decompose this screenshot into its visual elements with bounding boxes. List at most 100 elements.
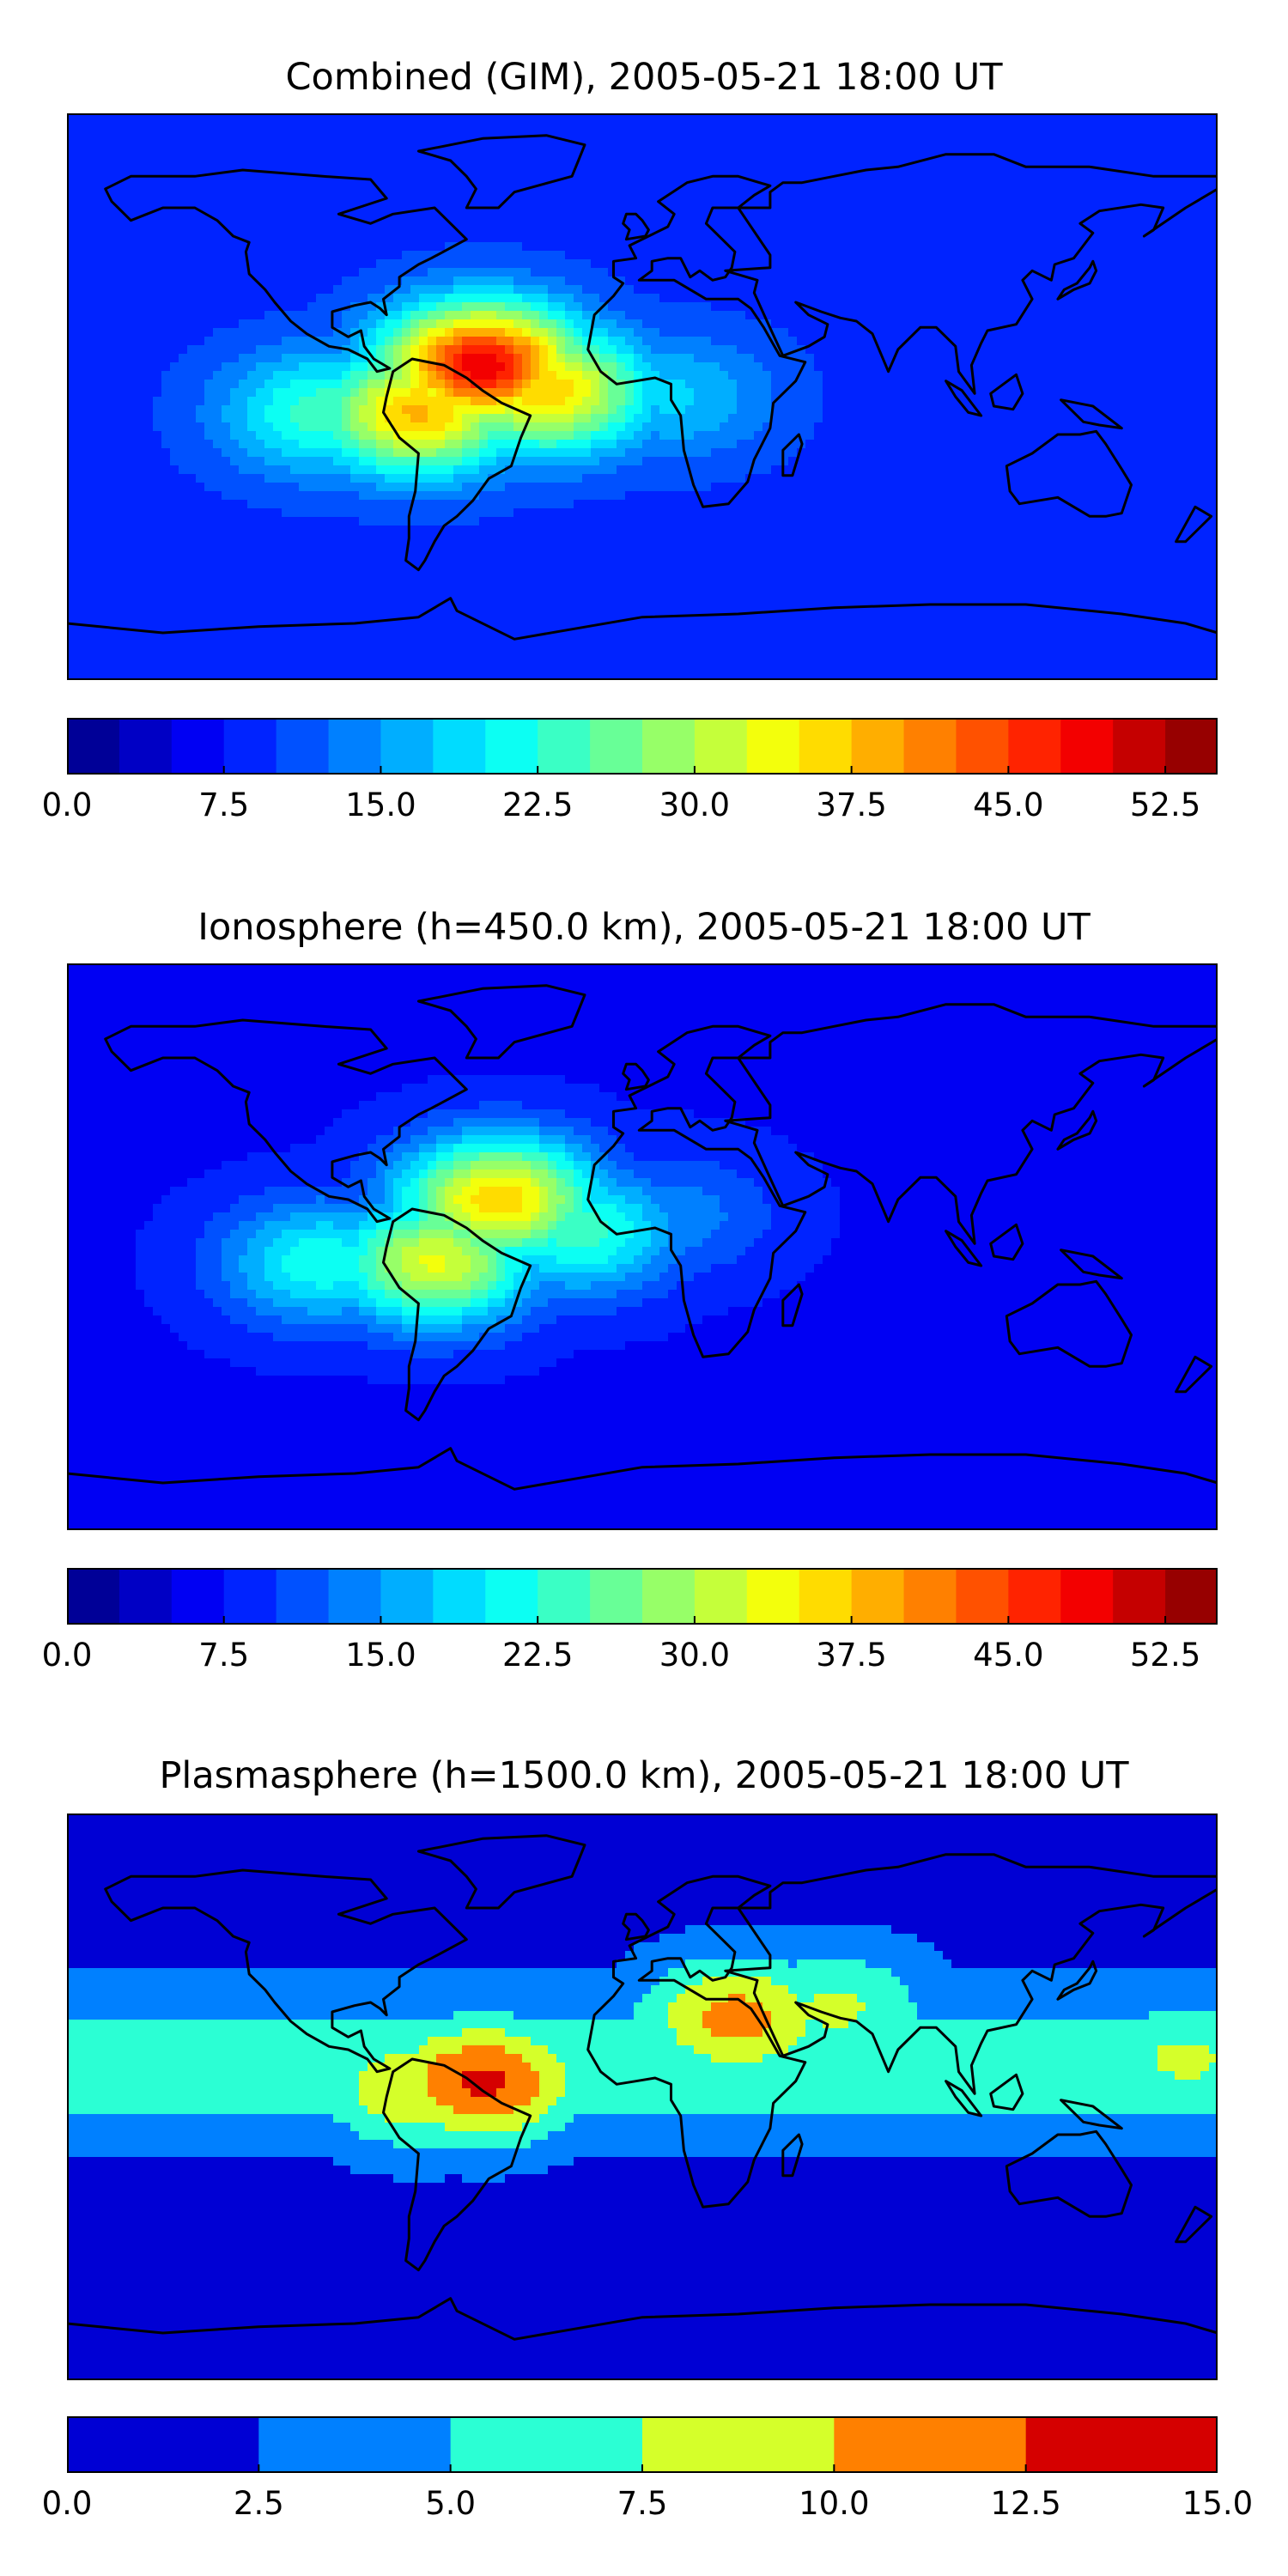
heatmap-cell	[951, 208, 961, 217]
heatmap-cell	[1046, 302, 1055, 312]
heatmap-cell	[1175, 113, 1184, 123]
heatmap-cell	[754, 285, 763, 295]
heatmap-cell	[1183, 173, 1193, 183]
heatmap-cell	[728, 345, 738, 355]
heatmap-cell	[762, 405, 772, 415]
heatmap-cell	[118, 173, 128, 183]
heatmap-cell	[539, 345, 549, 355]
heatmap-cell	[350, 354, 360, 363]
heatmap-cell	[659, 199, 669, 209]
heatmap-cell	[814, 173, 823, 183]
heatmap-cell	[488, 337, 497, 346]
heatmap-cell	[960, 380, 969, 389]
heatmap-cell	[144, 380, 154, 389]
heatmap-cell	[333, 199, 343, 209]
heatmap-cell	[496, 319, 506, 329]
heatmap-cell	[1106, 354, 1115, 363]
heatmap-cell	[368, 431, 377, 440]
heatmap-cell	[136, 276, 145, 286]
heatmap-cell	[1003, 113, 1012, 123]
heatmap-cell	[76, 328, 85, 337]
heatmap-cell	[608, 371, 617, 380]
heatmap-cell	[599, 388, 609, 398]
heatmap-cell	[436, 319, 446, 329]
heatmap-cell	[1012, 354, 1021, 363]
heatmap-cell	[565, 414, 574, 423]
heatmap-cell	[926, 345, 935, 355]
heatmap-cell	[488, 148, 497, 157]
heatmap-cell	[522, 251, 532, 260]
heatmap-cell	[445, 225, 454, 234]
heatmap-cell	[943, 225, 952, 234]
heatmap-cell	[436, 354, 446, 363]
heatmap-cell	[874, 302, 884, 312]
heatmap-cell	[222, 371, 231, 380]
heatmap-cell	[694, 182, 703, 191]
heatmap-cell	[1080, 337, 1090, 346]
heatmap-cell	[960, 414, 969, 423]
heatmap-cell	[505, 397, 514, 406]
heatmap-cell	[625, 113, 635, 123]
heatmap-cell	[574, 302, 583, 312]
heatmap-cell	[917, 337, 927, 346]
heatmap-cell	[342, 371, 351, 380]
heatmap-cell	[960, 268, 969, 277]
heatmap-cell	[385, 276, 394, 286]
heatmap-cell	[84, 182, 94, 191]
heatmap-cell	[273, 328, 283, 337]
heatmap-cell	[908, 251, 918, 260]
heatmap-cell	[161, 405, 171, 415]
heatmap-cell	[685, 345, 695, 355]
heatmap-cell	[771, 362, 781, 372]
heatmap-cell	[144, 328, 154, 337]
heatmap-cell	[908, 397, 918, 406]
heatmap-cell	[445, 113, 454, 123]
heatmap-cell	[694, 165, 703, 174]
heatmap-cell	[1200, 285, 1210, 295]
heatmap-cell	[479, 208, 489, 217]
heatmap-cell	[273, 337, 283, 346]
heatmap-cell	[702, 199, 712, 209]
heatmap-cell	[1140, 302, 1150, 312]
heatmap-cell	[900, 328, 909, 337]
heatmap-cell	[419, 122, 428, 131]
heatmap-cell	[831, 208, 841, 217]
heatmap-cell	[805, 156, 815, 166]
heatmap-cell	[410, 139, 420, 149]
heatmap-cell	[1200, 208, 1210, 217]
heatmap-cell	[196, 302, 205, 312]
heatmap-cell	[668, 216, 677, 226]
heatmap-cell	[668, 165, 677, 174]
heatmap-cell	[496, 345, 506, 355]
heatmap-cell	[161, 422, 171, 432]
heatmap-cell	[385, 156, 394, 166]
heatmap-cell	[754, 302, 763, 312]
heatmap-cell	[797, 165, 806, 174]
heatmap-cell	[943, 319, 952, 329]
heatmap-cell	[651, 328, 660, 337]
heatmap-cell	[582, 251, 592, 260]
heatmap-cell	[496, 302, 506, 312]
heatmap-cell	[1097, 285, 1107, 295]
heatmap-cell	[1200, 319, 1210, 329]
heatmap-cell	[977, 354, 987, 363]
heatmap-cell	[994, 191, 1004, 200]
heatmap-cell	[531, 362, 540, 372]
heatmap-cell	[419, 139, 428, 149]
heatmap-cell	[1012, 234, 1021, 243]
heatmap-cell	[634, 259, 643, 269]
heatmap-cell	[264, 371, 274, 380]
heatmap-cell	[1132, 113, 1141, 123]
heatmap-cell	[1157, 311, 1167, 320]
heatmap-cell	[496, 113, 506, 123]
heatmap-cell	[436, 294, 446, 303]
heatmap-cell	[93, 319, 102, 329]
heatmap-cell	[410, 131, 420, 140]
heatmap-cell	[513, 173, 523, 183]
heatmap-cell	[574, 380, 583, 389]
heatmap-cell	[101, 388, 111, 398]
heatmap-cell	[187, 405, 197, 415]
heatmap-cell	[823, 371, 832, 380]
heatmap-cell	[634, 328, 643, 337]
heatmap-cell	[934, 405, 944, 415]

::::::::

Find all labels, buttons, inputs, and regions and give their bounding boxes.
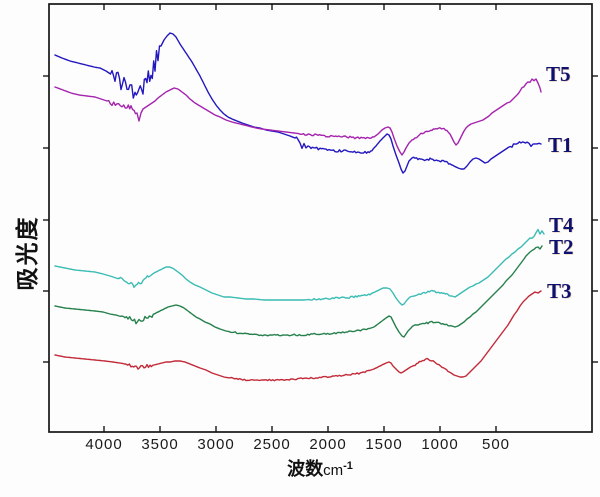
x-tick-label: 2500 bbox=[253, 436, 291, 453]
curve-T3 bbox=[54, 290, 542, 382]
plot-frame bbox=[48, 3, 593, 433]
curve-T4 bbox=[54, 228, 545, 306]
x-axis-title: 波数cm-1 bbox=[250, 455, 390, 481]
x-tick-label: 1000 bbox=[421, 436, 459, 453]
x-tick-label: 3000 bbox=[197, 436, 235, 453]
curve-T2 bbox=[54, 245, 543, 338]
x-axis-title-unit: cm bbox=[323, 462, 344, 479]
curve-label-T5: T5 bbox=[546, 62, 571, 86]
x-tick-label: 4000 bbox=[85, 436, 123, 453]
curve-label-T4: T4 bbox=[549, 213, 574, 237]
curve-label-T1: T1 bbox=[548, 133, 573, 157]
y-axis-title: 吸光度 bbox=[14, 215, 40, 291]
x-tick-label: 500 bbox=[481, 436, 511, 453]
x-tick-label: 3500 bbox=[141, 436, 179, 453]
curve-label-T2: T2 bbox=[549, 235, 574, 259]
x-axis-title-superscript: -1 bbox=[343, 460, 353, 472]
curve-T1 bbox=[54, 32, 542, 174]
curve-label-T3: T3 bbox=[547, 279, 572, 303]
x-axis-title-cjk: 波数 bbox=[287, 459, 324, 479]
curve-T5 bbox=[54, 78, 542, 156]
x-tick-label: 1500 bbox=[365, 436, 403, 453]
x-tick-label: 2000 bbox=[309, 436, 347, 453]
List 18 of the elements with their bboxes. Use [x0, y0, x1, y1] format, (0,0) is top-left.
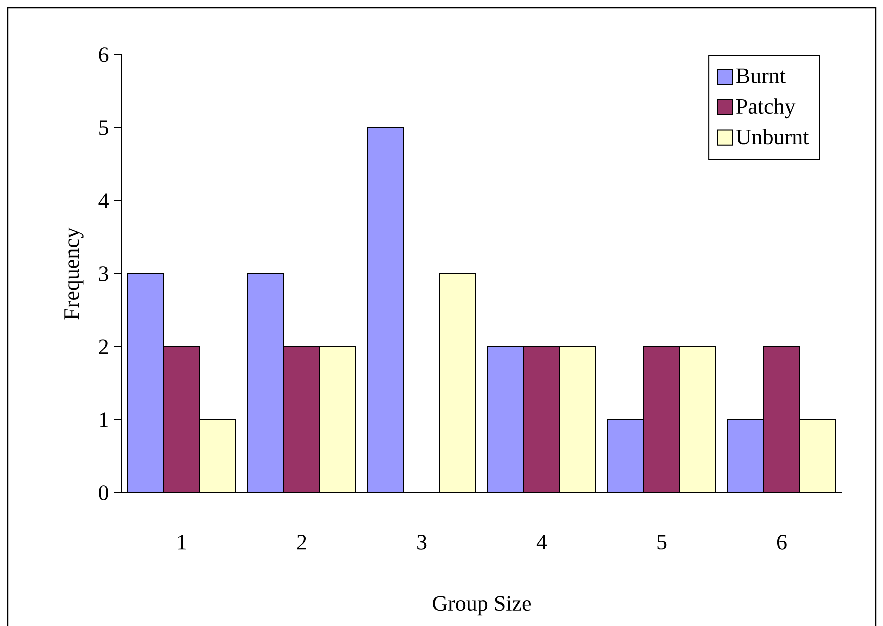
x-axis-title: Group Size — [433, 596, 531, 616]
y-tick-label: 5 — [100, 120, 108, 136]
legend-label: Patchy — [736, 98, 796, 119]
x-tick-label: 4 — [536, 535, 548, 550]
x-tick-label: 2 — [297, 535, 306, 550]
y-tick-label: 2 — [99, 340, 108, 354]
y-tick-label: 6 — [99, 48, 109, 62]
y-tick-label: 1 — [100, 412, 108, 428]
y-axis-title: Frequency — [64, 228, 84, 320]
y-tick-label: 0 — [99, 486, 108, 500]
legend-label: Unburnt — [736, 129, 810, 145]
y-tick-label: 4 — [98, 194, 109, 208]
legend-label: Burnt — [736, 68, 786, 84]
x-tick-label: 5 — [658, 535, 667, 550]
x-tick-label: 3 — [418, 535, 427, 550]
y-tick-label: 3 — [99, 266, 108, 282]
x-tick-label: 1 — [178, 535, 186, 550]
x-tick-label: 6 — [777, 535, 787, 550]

::::::::

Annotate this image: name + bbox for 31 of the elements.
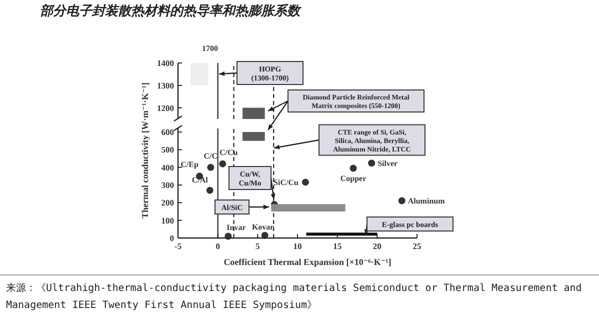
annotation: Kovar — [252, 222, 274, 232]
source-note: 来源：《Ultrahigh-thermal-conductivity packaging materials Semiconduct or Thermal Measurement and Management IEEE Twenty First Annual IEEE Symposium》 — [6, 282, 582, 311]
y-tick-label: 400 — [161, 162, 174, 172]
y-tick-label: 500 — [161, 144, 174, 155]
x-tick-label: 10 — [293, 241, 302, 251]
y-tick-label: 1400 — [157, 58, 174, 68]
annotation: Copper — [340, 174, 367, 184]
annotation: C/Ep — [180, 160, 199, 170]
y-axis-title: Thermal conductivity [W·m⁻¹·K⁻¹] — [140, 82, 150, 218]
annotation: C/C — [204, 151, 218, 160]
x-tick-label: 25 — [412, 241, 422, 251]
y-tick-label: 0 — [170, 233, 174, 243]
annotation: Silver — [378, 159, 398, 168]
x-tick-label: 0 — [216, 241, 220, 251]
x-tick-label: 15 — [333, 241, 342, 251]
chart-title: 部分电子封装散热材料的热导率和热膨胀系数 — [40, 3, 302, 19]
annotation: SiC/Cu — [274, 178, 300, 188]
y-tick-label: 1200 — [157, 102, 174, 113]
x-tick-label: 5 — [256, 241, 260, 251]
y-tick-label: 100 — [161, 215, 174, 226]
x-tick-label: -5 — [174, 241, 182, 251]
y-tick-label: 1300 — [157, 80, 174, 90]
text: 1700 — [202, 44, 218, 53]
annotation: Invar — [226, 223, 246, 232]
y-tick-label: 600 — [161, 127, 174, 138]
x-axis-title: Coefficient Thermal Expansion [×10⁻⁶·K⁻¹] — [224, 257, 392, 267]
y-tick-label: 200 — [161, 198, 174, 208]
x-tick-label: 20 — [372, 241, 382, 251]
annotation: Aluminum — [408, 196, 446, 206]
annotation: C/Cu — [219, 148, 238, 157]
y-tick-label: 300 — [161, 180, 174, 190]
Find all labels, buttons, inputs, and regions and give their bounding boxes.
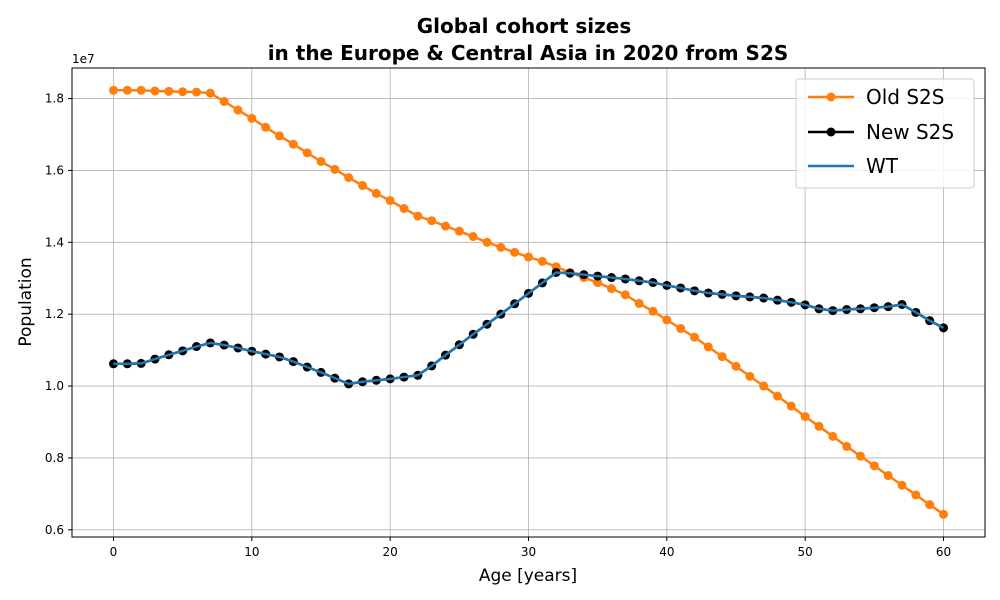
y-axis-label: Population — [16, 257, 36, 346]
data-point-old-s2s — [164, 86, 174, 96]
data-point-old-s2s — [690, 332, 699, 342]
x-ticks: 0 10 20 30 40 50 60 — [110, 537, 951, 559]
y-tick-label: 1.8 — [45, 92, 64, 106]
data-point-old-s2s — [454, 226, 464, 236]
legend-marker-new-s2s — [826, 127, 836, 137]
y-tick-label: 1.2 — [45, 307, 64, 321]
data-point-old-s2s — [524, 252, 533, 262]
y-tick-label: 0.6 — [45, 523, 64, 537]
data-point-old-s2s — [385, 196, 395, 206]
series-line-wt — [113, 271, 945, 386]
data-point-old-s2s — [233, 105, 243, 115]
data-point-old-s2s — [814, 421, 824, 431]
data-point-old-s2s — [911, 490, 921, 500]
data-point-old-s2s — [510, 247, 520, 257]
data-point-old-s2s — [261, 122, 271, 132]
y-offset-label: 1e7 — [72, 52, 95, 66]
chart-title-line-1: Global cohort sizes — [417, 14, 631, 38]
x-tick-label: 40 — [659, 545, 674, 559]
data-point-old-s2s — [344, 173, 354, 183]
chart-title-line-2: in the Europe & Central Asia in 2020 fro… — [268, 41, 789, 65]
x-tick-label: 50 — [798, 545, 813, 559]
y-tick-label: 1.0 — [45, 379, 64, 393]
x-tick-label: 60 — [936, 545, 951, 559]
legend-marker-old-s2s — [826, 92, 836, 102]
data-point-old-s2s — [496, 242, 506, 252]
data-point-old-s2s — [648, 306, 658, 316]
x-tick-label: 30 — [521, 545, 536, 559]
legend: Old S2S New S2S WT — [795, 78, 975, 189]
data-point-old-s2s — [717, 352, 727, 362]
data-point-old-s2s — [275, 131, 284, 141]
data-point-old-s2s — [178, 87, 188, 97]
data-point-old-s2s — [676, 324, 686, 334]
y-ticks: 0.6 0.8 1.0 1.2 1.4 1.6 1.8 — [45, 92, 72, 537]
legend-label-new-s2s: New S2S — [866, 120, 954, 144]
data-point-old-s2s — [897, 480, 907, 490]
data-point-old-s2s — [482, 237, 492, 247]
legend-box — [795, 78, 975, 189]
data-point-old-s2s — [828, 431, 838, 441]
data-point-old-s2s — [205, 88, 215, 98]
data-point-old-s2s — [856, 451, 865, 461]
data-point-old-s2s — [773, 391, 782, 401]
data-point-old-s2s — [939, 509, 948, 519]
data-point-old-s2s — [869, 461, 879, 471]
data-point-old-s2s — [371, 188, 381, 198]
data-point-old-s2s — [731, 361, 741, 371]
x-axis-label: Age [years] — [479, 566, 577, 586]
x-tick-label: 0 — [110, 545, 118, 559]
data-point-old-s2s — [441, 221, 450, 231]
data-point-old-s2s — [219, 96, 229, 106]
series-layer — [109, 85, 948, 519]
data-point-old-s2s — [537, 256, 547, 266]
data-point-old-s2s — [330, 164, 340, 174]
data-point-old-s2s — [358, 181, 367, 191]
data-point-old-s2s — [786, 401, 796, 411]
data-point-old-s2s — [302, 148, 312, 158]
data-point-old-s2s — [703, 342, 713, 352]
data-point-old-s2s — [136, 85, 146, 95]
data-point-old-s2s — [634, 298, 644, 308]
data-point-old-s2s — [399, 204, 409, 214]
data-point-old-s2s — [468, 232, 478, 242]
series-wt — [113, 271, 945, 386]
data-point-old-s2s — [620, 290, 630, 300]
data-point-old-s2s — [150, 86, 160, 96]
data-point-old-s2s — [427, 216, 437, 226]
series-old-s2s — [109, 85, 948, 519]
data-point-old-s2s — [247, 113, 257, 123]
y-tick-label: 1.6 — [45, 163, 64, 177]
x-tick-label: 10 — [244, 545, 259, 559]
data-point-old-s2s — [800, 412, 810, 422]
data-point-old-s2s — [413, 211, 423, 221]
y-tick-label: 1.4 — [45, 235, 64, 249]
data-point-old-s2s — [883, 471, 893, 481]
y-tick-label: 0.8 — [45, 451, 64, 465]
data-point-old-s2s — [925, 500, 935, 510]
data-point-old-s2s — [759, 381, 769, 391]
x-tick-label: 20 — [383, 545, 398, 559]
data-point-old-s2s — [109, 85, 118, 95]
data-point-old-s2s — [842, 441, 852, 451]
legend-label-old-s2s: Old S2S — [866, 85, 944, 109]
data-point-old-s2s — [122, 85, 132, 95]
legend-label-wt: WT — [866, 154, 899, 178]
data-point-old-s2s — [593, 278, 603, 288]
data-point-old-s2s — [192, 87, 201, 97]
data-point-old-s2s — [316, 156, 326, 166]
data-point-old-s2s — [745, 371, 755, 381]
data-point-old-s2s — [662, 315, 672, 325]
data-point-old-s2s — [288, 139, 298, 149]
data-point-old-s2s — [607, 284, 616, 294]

::::::::

* _Task statement_
Convert the material starting at the line containing "y-axis-label: Population — [16, 257, 36, 346]" and ending at the line containing "legend: Old S2S" into a Markdown table with columns Row and Entry, numbering each line and leaving out any blank ones.

* _Correct output_
| Row | Entry |
|---|---|
| 1 | y-axis-label: Population — [16, 257, 36, 346] |
| 2 | data-point-old-s2s — [164, 86, 174, 96] |
| 3 | data-point-old-s2s — [690, 332, 699, 342] |
| 4 | x-ticks: 0 10 20 30 40 50 60 — [110, 537, 951, 559] |
| 5 | y-tick-label: 1.8 — [45, 92, 64, 106] |
| 6 | data-point-old-s2s — [454, 226, 464, 236] |
| 7 | legend-marker-new-s2s — [826, 127, 836, 137] |
| 8 | y-tick-label: 1.2 — [45, 307, 64, 321] |
| 9 | data-point-old-s2s — [524, 252, 533, 262] |
| 10 | y-tick-label: 0.6 — [45, 523, 64, 537] |
| 11 | data-point-old-s2s — [385, 196, 395, 206] |
| 12 | series-line-wt — [113, 271, 945, 386] |
| 13 | data-point-old-s2s — [233, 105, 243, 115] |
| 14 | data-point-old-s2s — [814, 421, 824, 431] |
| 15 | data-point-old-s2s — [911, 490, 921, 500] |
| 16 | data-point-old-s2s — [510, 247, 520, 257] |
| 17 | data-point-old-s2s — [261, 122, 271, 132] |
| 18 | y-offset-label: 1e7 — [72, 52, 95, 66] |
| 19 | chart-title-line-1: Global cohort sizes — [417, 14, 631, 38] |
| 20 | x-tick-label: 40 — [659, 545, 674, 559] |
| 21 | data-point-old-s2s — [344, 173, 354, 183] |
| 22 | chart-title-line-2: in the Europe & Central Asia in 2020 fro… — [268, 41, 789, 65] |
| 23 | x-tick-label: 50 — [798, 545, 813, 559] |
| 24 | y-tick-label: 1.0 — [45, 379, 64, 393] |
| 25 | x-tick-label: 60 — [936, 545, 951, 559] |
| 26 | legend-marker-old-s2s — [826, 92, 836, 102] |
| 27 | data-point-old-s2s — [496, 242, 506, 252] |
| 28 | data-point-old-s2s — [648, 306, 658, 316] |
| 29 | x-tick-label: 30 — [521, 545, 536, 559] |
| 30 | legend: Old S2S New S2S WT — [795, 78, 975, 189] |